> **What this task involves**
Pick out each line containing the string "دفتر" and copy it.

> **Data supplied**

--- start ---

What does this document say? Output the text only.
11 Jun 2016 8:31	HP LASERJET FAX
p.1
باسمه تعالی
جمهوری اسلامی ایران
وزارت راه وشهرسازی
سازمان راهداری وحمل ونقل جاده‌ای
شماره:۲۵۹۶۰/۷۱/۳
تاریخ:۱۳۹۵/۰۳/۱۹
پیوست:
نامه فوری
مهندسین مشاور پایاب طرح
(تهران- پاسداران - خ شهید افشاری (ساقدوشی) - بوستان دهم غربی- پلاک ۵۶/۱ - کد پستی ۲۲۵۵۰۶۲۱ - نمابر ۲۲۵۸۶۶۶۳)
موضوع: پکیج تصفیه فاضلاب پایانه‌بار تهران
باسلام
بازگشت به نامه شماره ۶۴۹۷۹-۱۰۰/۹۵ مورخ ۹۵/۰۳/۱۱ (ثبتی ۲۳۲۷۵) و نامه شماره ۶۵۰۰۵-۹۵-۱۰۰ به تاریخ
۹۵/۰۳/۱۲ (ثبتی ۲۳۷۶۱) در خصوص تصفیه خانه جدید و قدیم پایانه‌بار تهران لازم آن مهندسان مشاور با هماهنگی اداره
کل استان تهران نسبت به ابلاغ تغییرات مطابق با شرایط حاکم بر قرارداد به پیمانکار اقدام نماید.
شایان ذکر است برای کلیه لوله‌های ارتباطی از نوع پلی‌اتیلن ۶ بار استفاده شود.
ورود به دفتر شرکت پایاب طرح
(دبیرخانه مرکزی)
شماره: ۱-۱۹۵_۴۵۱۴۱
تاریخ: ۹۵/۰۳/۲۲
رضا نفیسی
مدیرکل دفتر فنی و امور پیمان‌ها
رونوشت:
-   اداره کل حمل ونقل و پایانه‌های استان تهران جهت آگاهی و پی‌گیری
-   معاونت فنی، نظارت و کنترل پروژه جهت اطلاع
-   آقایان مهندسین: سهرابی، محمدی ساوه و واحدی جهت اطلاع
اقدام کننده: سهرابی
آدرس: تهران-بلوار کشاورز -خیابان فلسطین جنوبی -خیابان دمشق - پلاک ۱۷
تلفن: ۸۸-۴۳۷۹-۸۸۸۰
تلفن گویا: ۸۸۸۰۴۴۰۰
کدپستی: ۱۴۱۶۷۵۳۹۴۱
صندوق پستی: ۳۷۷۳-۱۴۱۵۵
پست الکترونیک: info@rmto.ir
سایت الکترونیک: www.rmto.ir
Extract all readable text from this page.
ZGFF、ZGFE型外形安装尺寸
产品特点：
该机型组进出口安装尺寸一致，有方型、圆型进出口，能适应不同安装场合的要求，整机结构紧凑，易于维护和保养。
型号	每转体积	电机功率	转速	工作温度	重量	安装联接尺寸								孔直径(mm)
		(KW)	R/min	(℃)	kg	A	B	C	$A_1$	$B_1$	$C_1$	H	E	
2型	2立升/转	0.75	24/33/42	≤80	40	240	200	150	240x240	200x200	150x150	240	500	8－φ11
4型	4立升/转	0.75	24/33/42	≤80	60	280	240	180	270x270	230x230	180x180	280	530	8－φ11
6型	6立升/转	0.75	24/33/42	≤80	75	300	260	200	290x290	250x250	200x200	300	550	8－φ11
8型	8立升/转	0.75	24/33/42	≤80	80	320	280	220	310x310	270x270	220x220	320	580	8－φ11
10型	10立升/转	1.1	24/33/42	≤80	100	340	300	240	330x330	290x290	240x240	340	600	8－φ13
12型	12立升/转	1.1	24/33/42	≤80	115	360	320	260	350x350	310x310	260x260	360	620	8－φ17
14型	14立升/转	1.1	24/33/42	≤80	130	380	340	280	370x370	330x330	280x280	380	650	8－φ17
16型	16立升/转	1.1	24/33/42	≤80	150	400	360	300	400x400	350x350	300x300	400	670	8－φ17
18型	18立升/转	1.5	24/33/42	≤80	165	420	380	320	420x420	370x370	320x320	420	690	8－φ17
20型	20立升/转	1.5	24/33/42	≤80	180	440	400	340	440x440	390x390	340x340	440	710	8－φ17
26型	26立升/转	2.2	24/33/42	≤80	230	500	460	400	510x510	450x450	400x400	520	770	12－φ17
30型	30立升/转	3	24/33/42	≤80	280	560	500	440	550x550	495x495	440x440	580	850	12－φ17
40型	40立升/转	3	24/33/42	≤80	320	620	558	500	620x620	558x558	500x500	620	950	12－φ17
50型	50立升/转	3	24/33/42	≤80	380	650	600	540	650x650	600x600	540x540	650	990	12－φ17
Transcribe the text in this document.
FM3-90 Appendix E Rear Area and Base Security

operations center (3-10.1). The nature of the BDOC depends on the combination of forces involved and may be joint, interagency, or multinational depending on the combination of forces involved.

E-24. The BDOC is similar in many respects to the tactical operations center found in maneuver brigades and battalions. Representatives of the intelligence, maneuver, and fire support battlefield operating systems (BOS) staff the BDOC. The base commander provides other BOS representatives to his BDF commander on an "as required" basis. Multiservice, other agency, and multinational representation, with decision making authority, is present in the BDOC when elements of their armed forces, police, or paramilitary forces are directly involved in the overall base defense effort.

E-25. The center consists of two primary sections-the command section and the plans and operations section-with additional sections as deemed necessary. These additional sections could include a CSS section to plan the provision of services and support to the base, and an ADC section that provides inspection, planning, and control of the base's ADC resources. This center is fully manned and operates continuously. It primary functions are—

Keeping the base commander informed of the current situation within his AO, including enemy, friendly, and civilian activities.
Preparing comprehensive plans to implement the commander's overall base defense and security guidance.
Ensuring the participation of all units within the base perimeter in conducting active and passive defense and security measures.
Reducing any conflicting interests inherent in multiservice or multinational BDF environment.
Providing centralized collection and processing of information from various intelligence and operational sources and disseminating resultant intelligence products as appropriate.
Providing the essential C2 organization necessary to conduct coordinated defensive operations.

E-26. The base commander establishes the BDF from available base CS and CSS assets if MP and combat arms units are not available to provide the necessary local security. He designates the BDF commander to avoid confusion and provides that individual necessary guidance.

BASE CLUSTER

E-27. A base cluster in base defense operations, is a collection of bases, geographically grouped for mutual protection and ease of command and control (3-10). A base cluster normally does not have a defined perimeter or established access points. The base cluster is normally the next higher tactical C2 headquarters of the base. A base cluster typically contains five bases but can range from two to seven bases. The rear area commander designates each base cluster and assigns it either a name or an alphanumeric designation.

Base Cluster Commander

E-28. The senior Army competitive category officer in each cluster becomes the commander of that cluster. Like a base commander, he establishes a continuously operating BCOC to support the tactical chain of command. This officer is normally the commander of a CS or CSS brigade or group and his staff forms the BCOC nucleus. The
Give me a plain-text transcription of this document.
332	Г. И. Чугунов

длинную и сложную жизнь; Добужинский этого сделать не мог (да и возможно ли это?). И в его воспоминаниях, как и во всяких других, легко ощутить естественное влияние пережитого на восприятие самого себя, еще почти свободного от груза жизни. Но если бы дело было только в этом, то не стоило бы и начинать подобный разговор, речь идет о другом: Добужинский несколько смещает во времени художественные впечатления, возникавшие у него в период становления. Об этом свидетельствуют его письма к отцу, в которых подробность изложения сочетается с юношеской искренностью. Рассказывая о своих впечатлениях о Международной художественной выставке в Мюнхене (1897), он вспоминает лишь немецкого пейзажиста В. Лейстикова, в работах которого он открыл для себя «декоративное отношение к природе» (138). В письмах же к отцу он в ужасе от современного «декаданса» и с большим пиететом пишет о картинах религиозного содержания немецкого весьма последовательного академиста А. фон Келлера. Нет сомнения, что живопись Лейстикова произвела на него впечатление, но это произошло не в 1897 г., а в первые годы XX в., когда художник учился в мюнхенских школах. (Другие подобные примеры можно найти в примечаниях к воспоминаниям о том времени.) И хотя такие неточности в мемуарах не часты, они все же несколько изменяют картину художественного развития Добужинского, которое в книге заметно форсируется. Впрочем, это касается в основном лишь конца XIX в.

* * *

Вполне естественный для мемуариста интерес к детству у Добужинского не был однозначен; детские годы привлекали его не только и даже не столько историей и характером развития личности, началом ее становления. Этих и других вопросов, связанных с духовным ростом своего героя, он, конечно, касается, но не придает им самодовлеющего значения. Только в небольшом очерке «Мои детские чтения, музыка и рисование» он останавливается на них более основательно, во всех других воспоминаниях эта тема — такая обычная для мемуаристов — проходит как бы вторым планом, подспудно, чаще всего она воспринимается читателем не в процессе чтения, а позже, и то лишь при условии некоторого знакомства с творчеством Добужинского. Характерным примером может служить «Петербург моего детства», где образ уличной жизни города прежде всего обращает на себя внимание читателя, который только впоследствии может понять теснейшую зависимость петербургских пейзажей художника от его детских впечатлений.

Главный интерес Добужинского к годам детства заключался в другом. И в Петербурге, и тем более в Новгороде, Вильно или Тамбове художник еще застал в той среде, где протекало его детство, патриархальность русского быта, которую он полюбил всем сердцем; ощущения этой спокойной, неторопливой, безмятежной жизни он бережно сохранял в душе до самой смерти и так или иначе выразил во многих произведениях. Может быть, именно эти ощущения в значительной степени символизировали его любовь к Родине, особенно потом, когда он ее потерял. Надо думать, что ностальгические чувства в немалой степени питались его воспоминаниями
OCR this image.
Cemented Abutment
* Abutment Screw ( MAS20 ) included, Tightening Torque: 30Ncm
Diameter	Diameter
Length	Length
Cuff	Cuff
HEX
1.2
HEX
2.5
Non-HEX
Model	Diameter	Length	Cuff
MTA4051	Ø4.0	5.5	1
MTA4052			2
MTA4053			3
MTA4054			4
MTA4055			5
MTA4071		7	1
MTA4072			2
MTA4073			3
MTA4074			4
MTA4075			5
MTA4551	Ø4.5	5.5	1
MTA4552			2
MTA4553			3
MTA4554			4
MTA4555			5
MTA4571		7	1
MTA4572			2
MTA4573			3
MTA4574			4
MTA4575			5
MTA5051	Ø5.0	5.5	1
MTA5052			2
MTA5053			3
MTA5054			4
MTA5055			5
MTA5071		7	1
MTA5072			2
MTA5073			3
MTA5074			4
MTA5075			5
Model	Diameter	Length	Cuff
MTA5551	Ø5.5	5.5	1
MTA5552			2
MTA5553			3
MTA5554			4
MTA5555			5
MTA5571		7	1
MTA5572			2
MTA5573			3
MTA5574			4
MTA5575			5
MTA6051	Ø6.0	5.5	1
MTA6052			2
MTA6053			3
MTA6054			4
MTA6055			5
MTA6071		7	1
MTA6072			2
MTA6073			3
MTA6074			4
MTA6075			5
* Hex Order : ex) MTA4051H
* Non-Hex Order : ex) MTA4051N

--- end ---

> **Result below**
ورود به دفتر شرکت پایاب طرح
مدیرکل دفتر فنی و امور پیمان‌ها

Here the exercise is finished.